-- start of Extracted material --

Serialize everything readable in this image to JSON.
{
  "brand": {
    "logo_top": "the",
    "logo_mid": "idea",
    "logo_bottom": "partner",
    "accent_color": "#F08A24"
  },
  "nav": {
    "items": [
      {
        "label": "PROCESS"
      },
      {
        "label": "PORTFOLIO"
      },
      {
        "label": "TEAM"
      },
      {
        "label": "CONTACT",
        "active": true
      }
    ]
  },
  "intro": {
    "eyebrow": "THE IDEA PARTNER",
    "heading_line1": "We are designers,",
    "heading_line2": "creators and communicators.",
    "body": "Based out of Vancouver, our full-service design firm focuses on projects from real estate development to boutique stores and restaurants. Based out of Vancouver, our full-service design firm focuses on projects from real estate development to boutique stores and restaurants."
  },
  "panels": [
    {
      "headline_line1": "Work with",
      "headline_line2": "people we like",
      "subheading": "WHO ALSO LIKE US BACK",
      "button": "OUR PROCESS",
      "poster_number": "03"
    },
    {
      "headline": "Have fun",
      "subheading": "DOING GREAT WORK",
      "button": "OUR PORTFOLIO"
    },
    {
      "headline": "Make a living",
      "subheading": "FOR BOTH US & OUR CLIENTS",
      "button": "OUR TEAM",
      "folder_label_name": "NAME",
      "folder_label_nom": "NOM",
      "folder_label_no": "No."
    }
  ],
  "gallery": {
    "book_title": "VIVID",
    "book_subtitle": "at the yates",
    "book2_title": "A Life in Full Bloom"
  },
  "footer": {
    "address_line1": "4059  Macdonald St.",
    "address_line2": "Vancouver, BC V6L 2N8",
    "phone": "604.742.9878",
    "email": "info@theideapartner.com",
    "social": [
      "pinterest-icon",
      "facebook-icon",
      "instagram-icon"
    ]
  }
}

-- end of Extracted material --

**Written problem**
Each line of the data that includes the word "subheading" counts once; report the total and nothing more.

**Correct answer**
3